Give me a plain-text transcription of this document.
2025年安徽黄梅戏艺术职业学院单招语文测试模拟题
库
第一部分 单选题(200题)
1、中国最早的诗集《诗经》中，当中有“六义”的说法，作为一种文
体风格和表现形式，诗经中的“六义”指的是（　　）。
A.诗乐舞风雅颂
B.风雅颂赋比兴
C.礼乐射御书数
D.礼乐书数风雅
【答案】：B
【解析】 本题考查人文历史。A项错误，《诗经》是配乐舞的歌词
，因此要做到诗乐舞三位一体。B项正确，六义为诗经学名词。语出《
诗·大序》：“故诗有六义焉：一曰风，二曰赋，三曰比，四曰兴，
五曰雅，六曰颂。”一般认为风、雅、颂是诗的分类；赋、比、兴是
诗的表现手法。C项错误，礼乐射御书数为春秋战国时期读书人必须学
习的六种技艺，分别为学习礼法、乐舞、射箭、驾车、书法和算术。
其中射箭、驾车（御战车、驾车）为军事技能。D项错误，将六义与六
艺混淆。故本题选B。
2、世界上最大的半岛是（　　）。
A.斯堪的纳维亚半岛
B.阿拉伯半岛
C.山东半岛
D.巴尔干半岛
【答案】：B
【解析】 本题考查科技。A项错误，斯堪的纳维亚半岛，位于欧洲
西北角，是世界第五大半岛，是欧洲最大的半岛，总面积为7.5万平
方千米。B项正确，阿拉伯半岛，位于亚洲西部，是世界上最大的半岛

○ ○ ○

Return the listing above word for word.

Give me a plain-text transcription of this document.
2025年安徽黄梅戏艺术职业学院单招语文测试模拟题
库
第一部分 单选题(200题)
1、中国最早的诗集《诗经》中，当中有“六义”的说法，作为一种文
体风格和表现形式，诗经中的“六义”指的是（　　）。
A.诗乐舞风雅颂
B.风雅颂赋比兴
C.礼乐射御书数
D.礼乐书数风雅
【答案】：B
【解析】 本题考查人文历史。A项错误，《诗经》是配乐舞的歌词
，因此要做到诗乐舞三位一体。B项正确，六义为诗经学名词。语出《
诗·大序》：“故诗有六义焉：一曰风，二曰赋，三曰比，四曰兴，
五曰雅，六曰颂。”一般认为风、雅、颂是诗的分类；赋、比、兴是
诗的表现手法。C项错误，礼乐射御书数为春秋战国时期读书人必须学
习的六种技艺，分别为学习礼法、乐舞、射箭、驾车、书法和算术。
其中射箭、驾车（御战车、驾车）为军事技能。D项错误，将六义与六
艺混淆。故本题选B。
2、世界上最大的半岛是（　　）。
A.斯堪的纳维亚半岛
B.阿拉伯半岛
C.山东半岛
D.巴尔干半岛
【答案】：B
【解析】 本题考查科技。A项错误，斯堪的纳维亚半岛，位于欧洲
西北角，是世界第五大半岛，是欧洲最大的半岛，总面积为7.5万平
方千米。B项正确，阿拉伯半岛，位于亚洲西部，是世界上最大的半岛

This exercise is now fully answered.